_GIVEN PROBLEM_
Wherever the string "böbrek" occurs in a line of these records, report that line.

========================================

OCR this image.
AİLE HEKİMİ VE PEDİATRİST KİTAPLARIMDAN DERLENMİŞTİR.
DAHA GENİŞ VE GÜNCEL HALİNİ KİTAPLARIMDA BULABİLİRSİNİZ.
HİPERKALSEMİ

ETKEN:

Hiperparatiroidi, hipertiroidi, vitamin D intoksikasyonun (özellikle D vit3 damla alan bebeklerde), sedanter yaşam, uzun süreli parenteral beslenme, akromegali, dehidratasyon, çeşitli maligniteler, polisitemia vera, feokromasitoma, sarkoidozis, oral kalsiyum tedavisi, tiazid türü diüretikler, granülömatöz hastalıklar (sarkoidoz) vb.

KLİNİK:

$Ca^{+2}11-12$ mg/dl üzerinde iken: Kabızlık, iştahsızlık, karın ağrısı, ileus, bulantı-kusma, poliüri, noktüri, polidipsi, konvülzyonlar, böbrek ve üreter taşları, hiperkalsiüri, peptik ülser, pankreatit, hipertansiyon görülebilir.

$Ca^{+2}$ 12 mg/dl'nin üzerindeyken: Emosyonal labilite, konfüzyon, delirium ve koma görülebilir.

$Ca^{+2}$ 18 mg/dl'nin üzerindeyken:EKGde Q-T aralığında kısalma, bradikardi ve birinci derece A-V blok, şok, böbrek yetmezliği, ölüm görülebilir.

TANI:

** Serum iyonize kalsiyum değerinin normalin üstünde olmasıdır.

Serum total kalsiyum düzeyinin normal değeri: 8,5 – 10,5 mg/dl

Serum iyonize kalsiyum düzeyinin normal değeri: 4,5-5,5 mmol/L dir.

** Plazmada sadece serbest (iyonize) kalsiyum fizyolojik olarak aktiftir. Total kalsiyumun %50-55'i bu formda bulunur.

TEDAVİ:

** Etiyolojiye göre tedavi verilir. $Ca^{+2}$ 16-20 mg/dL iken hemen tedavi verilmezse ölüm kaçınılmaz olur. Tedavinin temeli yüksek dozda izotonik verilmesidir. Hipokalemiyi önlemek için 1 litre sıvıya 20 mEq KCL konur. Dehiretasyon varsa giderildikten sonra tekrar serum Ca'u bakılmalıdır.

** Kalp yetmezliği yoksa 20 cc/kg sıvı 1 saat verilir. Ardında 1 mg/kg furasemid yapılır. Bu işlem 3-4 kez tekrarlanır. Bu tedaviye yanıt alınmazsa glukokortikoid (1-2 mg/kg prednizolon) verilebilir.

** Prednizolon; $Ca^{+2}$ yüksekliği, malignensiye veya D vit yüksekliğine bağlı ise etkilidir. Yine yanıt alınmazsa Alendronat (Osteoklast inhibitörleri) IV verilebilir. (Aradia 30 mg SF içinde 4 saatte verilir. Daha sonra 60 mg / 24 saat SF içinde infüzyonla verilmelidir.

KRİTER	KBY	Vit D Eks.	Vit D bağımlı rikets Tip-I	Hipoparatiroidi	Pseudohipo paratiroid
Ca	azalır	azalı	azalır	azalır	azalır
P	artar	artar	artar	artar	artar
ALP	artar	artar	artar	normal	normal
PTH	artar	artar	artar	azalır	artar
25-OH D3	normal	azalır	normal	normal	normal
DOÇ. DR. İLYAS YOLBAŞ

========================================

_THE REPLY_
$Ca^{+2}11-12$ mg/dl üzerinde iken: Kabızlık, iştahsızlık, karın ağrısı, ileus, bulantı-kusma, poliüri, noktüri, polidipsi, konvülzyonlar, böbrek ve üreter taşları, hiperkalsiüri, peptik ülser, pankreatit, hipertansiyon görülebilir.
$Ca^{+2}$ 18 mg/dl'nin üzerindeyken:EKGde Q-T aralığında kısalma, bradikardi ve birinci derece A-V blok, şok, böbrek yetmezliği, ölüm görülebilir.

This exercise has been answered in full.